» **Given task**:
Print all entries precisely as they are written.
--- start Data provided ---
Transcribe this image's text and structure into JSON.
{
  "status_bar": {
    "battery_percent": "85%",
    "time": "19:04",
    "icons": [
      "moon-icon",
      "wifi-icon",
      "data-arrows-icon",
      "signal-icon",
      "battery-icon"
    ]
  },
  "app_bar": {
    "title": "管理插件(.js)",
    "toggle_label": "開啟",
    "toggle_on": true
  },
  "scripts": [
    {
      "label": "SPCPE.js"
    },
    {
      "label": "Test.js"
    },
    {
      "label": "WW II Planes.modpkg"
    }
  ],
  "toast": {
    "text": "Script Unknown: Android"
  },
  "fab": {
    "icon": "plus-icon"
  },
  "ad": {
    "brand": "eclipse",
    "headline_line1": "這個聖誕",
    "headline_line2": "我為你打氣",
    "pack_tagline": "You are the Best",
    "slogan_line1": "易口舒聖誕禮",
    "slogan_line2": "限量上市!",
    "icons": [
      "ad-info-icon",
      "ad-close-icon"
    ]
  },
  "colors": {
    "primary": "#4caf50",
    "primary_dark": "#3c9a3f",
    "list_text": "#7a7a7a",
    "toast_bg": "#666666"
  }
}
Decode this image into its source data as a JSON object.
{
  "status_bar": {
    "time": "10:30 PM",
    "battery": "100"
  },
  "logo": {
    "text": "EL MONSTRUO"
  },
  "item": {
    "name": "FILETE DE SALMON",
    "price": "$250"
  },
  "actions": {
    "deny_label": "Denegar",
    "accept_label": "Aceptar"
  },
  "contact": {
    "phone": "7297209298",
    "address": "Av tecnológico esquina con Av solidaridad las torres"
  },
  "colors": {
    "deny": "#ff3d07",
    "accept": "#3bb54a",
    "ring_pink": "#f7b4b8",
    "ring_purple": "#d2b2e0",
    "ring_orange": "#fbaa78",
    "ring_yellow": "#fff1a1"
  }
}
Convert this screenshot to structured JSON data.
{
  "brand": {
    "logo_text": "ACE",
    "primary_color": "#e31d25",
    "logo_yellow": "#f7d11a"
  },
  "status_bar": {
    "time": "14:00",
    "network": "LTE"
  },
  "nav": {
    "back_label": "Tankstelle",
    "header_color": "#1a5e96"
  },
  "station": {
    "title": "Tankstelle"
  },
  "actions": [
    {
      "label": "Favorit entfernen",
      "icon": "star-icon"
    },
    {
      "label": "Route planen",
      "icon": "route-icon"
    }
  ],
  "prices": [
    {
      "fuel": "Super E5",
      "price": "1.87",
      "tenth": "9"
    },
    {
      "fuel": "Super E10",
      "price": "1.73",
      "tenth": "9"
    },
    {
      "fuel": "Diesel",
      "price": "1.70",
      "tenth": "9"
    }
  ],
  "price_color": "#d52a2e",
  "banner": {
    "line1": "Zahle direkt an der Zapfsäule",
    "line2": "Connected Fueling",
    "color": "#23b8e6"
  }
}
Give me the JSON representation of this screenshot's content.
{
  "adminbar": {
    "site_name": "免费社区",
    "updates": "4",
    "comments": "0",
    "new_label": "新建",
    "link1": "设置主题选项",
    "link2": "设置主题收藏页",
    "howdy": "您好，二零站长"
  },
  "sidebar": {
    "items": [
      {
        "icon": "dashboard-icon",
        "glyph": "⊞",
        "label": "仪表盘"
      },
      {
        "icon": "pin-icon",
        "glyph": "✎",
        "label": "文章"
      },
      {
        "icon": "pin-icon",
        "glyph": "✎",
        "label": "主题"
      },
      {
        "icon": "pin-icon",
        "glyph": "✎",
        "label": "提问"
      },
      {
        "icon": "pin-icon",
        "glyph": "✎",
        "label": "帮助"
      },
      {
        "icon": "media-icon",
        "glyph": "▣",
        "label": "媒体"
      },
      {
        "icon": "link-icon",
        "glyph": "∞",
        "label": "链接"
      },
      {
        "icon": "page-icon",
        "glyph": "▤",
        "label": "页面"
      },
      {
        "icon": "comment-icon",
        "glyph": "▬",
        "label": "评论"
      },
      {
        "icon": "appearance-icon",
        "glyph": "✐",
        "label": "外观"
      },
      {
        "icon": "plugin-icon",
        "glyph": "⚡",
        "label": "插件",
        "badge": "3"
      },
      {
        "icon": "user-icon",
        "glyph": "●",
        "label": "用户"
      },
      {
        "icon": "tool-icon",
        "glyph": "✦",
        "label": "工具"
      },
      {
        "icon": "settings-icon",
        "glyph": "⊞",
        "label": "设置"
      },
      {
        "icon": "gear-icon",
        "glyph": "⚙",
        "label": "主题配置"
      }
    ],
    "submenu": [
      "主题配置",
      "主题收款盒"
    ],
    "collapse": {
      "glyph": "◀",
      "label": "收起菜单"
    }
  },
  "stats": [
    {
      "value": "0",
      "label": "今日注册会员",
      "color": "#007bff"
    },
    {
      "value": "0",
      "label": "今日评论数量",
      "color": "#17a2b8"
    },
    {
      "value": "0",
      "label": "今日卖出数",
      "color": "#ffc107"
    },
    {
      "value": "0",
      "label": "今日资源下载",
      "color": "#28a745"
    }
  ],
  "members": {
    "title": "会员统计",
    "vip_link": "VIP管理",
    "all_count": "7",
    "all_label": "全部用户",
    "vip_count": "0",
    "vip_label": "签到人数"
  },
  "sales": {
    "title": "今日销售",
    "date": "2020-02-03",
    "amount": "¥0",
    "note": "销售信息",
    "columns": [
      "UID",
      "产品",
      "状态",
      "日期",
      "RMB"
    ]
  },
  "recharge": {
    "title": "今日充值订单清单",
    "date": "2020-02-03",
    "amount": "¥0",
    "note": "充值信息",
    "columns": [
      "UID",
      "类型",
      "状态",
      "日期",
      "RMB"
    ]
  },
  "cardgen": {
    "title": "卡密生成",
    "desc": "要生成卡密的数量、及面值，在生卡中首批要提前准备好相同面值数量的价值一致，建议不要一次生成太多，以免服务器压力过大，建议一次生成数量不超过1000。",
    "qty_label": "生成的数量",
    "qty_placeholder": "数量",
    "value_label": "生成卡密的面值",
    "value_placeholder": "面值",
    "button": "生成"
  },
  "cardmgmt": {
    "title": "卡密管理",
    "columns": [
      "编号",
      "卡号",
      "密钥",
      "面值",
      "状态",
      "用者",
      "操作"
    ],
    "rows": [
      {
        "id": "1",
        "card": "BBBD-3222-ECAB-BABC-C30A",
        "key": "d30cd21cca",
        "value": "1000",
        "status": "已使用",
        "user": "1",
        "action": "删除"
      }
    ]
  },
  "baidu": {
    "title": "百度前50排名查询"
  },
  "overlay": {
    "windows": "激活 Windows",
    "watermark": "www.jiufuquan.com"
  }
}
--- end Data provided ---
» **Response to this task**:
Transcribe this image's text and structure into JSON.
{
  "status_bar": {
    "battery_percent": "85%",
    "time": "19:04",
    "icons": [
      "moon-icon",
      "wifi-icon",
      "data-arrows-icon",
      "signal-icon",
      "battery-icon"
    ]
  },
  "app_bar": {
    "title": "管理插件(.js)",
    "toggle_label": "開啟",
    "toggle_on": true
  },
  "scripts": [
    {
      "label": "SPCPE.js"
    },
    {
      "label": "Test.js"
    },
    {
      "label": "WW II Planes.modpkg"
    }
  ],
  "toast": {
    "text": "Script Unknown: Android"
  },
  "fab": {
    "icon": "plus-icon"
  },
  "ad": {
    "brand": "eclipse",
    "headline_line1": "這個聖誕",
    "headline_line2": "我為你打氣",
    "pack_tagline": "You are the Best",
    "slogan_line1": "易口舒聖誕禮",
    "slogan_line2": "限量上市!",
    "icons": [
      "ad-info-icon",
      "ad-close-icon"
    ]
  },
  "colors": {
    "primary": "#4caf50",
    "primary_dark": "#3c9a3f",
    "list_text": "#7a7a7a",
    "toast_bg": "#666666"
  }
}
Decode this image into its source data as a JSON object.
{
  "status_bar": {
    "time": "10:30 PM",
    "battery": "100"
  },
  "logo": {
    "text": "EL MONSTRUO"
  },
  "item": {
    "name": "FILETE DE SALMON",
    "price": "$250"
  },
  "actions": {
    "deny_label": "Denegar",
    "accept_label": "Aceptar"
  },
  "contact": {
    "phone": "7297209298",
    "address": "Av tecnológico esquina con Av solidaridad las torres"
  },
  "colors": {
    "deny": "#ff3d07",
    "accept": "#3bb54a",
    "ring_pink": "#f7b4b8",
    "ring_purple": "#d2b2e0",
    "ring_orange": "#fbaa78",
    "ring_yellow": "#fff1a1"
  }
}
Convert this screenshot to structured JSON data.
{
  "brand": {
    "logo_text": "ACE",
    "primary_color": "#e31d25",
    "logo_yellow": "#f7d11a"
  },
  "status_bar": {
    "time": "14:00",
    "network": "LTE"
  },
  "nav": {
    "back_label": "Tankstelle",
    "header_color": "#1a5e96"
  },
  "station": {
    "title": "Tankstelle"
  },
  "actions": [
    {
      "label": "Favorit entfernen",
      "icon": "star-icon"
    },
    {
      "label": "Route planen",
      "icon": "route-icon"
    }
  ],
  "prices": [
    {
      "fuel": "Super E5",
      "price": "1.87",
      "tenth": "9"
    },
    {
      "fuel": "Super E10",
      "price": "1.73",
      "tenth": "9"
    },
    {
      "fuel": "Diesel",
      "price": "1.70",
      "tenth": "9"
    }
  ],
  "price_color": "#d52a2e",
  "banner": {
    "line1": "Zahle direkt an der Zapfsäule",
    "line2": "Connected Fueling",
    "color": "#23b8e6"
  }
}
Give me the JSON representation of this screenshot's content.
{
  "adminbar": {
    "site_name": "免费社区",
    "updates": "4",
    "comments": "0",
    "new_label": "新建",
    "link1": "设置主题选项",
    "link2": "设置主题收藏页",
    "howdy": "您好，二零站长"
  },
  "sidebar": {
    "items": [
      {
        "icon": "dashboard-icon",
        "glyph": "⊞",
        "label": "仪表盘"
      },
      {
        "icon": "pin-icon",
        "glyph": "✎",
        "label": "文章"
      },
      {
        "icon": "pin-icon",
        "glyph": "✎",
        "label": "主题"
      },
      {
        "icon": "pin-icon",
        "glyph": "✎",
        "label": "提问"
      },
      {
        "icon": "pin-icon",
        "glyph": "✎",
        "label": "帮助"
      },
      {
        "icon": "media-icon",
        "glyph": "▣",
        "label": "媒体"
      },
      {
        "icon": "link-icon",
        "glyph": "∞",
        "label": "链接"
      },
      {
        "icon": "page-icon",
        "glyph": "▤",
        "label": "页面"
      },
      {
        "icon": "comment-icon",
        "glyph": "▬",
        "label": "评论"
      },
      {
        "icon": "appearance-icon",
        "glyph": "✐",
        "label": "外观"
      },
      {
        "icon": "plugin-icon",
        "glyph": "⚡",
        "label": "插件",
        "badge": "3"
      },
      {
        "icon": "user-icon",
        "glyph": "●",
        "label": "用户"
      },
      {
        "icon": "tool-icon",
        "glyph": "✦",
        "label": "工具"
      },
      {
        "icon": "settings-icon",
        "glyph": "⊞",
        "label": "设置"
      },
      {
        "icon": "gear-icon",
        "glyph": "⚙",
        "label": "主题配置"
      }
    ],
    "submenu": [
      "主题配置",
      "主题收款盒"
    ],
    "collapse": {
      "glyph": "◀",
      "label": "收起菜单"
    }
  },
  "stats": [
    {
      "value": "0",
      "label": "今日注册会员",
      "color": "#007bff"
    },
    {
      "value": "0",
      "label": "今日评论数量",
      "color": "#17a2b8"
    },
    {
      "value": "0",
      "label": "今日卖出数",
      "color": "#ffc107"
    },
    {
      "value": "0",
      "label": "今日资源下载",
      "color": "#28a745"
    }
  ],
  "members": {
    "title": "会员统计",
    "vip_link": "VIP管理",
    "all_count": "7",
    "all_label": "全部用户",
    "vip_count": "0",
    "vip_label": "签到人数"
  },
  "sales": {
    "title": "今日销售",
    "date": "2020-02-03",
    "amount": "¥0",
    "note": "销售信息",
    "columns": [
      "UID",
      "产品",
      "状态",
      "日期",
      "RMB"
    ]
  },
  "recharge": {
    "title": "今日充值订单清单",
    "date": "2020-02-03",
    "amount": "¥0",
    "note": "充值信息",
    "columns": [
      "UID",
      "类型",
      "状态",
      "日期",
      "RMB"
    ]
  },
  "cardgen": {
    "title": "卡密生成",
    "desc": "要生成卡密的数量、及面值，在生卡中首批要提前准备好相同面值数量的价值一致，建议不要一次生成太多，以免服务器压力过大，建议一次生成数量不超过1000。",
    "qty_label": "生成的数量",
    "qty_placeholder": "数量",
    "value_label": "生成卡密的面值",
    "value_placeholder": "面值",
    "button": "生成"
  },
  "cardmgmt": {
    "title": "卡密管理",
    "columns": [
      "编号",
      "卡号",
      "密钥",
      "面值",
      "状态",
      "用者",
      "操作"
    ],
    "rows": [
      {
        "id": "1",
        "card": "BBBD-3222-ECAB-BABC-C30A",
        "key": "d30cd21cca",
        "value": "1000",
        "status": "已使用",
        "user": "1",
        "action": "删除"
      }
    ]
  },
  "baidu": {
    "title": "百度前50排名查询"
  },
  "overlay": {
    "windows": "激活 Windows",
    "watermark": "www.jiufuquan.com"
  }
}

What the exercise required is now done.